### [Your instructions]
Which lines contain the word "from"? Return each of them as written.
□ □ □ □ □ □ □
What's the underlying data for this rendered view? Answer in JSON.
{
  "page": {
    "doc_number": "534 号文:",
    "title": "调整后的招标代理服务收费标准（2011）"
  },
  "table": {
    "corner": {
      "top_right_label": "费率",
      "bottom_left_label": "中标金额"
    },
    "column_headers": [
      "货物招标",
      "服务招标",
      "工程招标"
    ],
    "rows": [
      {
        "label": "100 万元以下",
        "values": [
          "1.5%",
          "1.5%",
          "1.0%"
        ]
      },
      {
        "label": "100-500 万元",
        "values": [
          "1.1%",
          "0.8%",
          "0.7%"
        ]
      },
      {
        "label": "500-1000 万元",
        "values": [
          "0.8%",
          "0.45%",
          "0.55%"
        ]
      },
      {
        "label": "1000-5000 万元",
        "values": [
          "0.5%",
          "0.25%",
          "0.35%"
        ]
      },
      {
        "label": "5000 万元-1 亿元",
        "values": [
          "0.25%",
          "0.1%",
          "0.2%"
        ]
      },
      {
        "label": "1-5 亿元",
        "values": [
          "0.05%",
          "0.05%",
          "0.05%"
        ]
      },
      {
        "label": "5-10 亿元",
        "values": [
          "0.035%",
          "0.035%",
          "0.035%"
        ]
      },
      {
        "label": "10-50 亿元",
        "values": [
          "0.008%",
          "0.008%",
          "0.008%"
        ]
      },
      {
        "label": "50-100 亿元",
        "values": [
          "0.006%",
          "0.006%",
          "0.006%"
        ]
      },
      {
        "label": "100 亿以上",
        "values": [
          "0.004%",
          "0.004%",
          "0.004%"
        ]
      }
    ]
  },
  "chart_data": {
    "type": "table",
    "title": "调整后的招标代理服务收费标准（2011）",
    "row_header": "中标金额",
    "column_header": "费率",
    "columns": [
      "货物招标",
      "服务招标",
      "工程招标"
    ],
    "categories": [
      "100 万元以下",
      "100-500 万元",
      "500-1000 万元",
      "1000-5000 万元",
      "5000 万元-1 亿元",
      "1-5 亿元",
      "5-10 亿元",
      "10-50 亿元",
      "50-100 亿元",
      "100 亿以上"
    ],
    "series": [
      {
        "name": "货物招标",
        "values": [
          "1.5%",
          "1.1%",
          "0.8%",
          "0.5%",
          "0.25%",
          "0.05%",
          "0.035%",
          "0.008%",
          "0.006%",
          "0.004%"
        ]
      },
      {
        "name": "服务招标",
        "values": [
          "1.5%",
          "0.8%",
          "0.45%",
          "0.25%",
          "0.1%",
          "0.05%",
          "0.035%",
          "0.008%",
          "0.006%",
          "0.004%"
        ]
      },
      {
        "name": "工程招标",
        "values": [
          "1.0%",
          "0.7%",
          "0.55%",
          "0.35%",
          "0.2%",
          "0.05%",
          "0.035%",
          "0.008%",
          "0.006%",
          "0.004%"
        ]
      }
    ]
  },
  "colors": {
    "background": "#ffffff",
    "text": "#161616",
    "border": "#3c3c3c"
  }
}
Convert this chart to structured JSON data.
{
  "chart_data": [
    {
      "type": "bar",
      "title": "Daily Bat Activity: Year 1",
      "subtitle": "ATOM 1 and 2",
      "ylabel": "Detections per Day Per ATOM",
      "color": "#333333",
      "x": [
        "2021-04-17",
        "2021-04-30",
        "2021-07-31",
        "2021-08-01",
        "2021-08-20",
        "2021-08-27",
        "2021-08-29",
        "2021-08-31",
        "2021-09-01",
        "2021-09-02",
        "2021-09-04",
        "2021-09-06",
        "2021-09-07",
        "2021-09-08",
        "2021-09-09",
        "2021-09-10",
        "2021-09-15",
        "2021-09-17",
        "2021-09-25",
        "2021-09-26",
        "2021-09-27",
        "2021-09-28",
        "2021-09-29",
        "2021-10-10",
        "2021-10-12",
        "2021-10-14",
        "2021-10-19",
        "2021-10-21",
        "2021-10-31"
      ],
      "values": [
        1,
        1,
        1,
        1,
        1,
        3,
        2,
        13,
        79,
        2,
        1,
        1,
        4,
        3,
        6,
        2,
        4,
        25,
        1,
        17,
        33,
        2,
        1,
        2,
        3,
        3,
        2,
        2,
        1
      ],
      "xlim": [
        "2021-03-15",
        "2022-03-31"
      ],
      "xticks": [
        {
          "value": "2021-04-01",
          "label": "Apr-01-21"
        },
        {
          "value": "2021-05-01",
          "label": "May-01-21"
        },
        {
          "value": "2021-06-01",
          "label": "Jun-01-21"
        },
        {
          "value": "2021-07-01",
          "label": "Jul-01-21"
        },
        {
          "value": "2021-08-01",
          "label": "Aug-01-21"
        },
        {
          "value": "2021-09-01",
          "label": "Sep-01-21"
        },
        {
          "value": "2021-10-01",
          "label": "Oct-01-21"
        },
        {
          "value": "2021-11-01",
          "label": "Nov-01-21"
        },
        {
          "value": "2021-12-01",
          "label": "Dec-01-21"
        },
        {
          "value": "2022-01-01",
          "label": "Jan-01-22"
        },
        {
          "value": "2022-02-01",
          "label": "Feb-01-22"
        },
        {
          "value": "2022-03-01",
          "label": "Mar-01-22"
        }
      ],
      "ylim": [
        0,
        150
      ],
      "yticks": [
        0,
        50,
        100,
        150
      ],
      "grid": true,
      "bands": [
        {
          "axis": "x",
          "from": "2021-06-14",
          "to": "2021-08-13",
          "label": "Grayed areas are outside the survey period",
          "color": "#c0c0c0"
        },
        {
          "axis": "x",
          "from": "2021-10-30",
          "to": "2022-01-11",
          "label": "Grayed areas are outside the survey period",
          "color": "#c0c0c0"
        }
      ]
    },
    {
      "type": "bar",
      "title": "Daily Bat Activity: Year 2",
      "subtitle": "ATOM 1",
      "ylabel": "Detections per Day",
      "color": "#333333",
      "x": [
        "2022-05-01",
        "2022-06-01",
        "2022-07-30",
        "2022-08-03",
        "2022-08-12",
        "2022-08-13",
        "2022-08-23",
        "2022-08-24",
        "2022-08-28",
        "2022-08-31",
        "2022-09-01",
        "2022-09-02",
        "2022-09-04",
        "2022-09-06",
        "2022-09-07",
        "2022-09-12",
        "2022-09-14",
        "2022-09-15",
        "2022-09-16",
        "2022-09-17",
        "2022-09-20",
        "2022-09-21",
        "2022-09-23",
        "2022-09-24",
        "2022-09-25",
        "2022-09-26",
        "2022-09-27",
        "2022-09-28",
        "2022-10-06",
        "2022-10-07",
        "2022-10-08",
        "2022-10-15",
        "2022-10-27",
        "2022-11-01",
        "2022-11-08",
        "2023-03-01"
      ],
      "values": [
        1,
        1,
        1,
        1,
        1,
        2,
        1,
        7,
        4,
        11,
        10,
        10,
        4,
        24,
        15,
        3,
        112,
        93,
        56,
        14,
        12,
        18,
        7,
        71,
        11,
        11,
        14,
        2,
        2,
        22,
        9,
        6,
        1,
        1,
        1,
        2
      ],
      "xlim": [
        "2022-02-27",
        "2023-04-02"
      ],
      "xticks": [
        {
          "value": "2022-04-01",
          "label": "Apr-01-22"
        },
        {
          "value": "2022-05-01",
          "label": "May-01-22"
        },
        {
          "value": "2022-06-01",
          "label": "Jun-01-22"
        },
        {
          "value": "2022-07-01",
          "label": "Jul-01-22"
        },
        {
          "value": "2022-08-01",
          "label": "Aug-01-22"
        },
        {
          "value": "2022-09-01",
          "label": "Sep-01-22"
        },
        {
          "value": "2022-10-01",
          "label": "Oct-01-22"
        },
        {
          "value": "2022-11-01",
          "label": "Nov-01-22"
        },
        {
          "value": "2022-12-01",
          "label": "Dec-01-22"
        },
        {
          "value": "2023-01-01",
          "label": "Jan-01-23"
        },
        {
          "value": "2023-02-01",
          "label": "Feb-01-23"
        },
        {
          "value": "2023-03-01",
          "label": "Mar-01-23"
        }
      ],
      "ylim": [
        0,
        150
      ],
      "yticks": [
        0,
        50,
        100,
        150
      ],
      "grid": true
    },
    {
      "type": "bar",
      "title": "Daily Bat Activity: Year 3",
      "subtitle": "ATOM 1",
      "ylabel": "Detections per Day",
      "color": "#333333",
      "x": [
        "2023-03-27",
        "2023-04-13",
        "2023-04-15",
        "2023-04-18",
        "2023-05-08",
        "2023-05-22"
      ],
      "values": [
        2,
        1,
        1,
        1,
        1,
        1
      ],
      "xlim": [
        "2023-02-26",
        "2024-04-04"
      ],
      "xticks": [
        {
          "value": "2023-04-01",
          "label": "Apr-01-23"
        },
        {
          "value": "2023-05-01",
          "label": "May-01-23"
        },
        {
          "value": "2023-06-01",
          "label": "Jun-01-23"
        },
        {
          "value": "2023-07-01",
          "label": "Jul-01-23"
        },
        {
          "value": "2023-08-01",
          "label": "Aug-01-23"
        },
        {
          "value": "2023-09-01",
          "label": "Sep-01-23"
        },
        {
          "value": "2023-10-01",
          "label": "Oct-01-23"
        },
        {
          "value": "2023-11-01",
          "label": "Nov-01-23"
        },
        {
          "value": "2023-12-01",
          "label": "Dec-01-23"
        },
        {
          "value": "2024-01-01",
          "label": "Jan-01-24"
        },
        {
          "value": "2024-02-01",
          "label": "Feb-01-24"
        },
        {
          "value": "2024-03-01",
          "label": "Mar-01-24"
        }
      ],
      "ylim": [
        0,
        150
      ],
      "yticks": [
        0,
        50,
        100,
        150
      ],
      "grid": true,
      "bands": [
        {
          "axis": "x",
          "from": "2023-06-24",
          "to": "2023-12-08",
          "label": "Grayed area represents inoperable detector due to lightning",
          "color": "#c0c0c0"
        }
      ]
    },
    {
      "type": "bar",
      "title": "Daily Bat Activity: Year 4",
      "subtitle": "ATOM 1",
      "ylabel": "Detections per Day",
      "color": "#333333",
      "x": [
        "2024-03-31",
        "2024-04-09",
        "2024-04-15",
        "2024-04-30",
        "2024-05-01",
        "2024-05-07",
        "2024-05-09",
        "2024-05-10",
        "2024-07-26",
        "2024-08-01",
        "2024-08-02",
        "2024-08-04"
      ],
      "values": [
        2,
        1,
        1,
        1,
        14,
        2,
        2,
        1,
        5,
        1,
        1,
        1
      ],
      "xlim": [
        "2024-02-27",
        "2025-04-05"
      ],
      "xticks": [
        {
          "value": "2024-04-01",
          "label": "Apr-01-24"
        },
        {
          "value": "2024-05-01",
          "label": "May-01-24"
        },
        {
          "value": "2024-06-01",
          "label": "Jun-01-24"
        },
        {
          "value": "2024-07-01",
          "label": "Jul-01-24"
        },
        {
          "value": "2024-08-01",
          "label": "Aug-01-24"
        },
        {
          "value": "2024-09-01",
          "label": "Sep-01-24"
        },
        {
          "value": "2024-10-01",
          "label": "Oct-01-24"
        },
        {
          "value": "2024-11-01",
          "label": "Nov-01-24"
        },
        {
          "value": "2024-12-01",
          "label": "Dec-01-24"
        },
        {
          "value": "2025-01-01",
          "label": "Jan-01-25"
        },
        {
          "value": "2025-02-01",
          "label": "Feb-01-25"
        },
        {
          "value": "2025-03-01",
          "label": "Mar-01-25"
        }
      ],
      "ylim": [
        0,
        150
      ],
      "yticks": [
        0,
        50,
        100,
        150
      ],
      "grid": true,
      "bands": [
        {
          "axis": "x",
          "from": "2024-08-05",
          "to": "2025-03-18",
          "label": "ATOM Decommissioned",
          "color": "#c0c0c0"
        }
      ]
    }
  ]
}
□ □ □ □ □ □ □
### [Solution to this exercise]
          "from": "2021-06-14",
          "from": "2021-10-30",
          "from": "2023-06-24",
          "from": "2024-08-05",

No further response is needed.